Give back the records below exactly, every one, with no pictures.
++++++++
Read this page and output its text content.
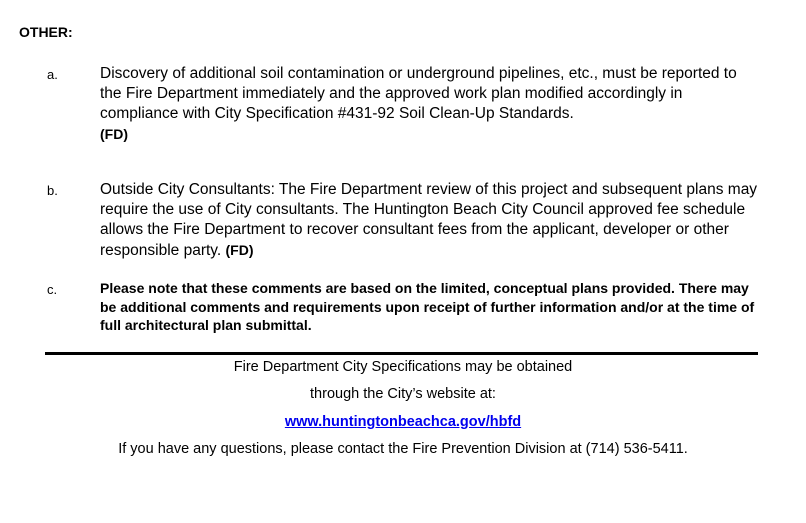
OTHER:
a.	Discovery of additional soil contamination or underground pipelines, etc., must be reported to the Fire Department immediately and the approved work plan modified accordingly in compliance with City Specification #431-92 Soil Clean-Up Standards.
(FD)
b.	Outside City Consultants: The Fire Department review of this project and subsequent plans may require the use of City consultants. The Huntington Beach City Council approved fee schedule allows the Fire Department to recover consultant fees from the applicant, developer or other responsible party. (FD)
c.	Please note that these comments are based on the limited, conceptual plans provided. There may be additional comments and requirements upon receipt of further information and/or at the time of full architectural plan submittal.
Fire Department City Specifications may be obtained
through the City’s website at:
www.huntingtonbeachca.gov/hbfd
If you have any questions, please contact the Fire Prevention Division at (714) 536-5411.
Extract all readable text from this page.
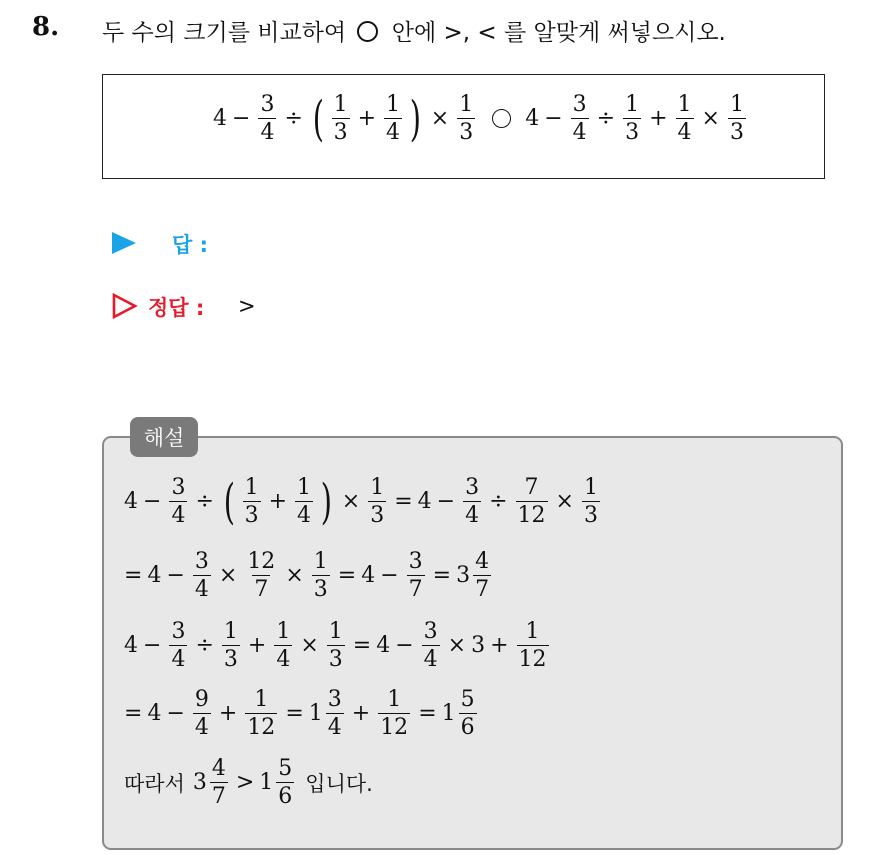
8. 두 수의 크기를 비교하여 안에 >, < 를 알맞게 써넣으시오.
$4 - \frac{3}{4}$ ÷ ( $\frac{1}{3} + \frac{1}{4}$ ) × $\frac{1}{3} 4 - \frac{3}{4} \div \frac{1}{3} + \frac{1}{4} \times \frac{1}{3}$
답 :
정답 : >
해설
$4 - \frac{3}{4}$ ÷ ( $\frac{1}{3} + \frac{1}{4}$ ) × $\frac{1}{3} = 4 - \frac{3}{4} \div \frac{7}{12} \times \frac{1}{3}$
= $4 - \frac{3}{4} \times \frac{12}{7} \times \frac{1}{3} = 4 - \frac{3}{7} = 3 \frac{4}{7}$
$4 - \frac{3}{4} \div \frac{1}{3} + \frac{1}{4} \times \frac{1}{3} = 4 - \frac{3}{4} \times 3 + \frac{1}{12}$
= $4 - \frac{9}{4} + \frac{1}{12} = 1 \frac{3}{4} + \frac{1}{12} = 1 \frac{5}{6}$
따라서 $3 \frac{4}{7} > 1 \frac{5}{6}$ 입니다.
++++++++
**Exercise output:**
Read this page and output its text content.
OTHER:
a.	Discovery of additional soil contamination or underground pipelines, etc., must be reported to the Fire Department immediately and the approved work plan modified accordingly in compliance with City Specification #431-92 Soil Clean-Up Standards.
(FD)
b.	Outside City Consultants: The Fire Department review of this project and subsequent plans may require the use of City consultants. The Huntington Beach City Council approved fee schedule allows the Fire Department to recover consultant fees from the applicant, developer or other responsible party. (FD)
c.	Please note that these comments are based on the limited, conceptual plans provided. There may be additional comments and requirements upon receipt of further information and/or at the time of full architectural plan submittal.
Fire Department City Specifications may be obtained
through the City’s website at:
www.huntingtonbeachca.gov/hbfd
If you have any questions, please contact the Fire Prevention Division at (714) 536-5411.
Extract all readable text from this page.
8. 두 수의 크기를 비교하여 안에 >, < 를 알맞게 써넣으시오.
$4 - \frac{3}{4}$ ÷ ( $\frac{1}{3} + \frac{1}{4}$ ) × $\frac{1}{3} 4 - \frac{3}{4} \div \frac{1}{3} + \frac{1}{4} \times \frac{1}{3}$
답 :
정답 : >
해설
$4 - \frac{3}{4}$ ÷ ( $\frac{1}{3} + \frac{1}{4}$ ) × $\frac{1}{3} = 4 - \frac{3}{4} \div \frac{7}{12} \times \frac{1}{3}$
= $4 - \frac{3}{4} \times \frac{12}{7} \times \frac{1}{3} = 4 - \frac{3}{7} = 3 \frac{4}{7}$
$4 - \frac{3}{4} \div \frac{1}{3} + \frac{1}{4} \times \frac{1}{3} = 4 - \frac{3}{4} \times 3 + \frac{1}{12}$
= $4 - \frac{9}{4} + \frac{1}{12} = 1 \frac{3}{4} + \frac{1}{12} = 1 \frac{5}{6}$
따라서 $3 \frac{4}{7} > 1 \frac{5}{6}$ 입니다.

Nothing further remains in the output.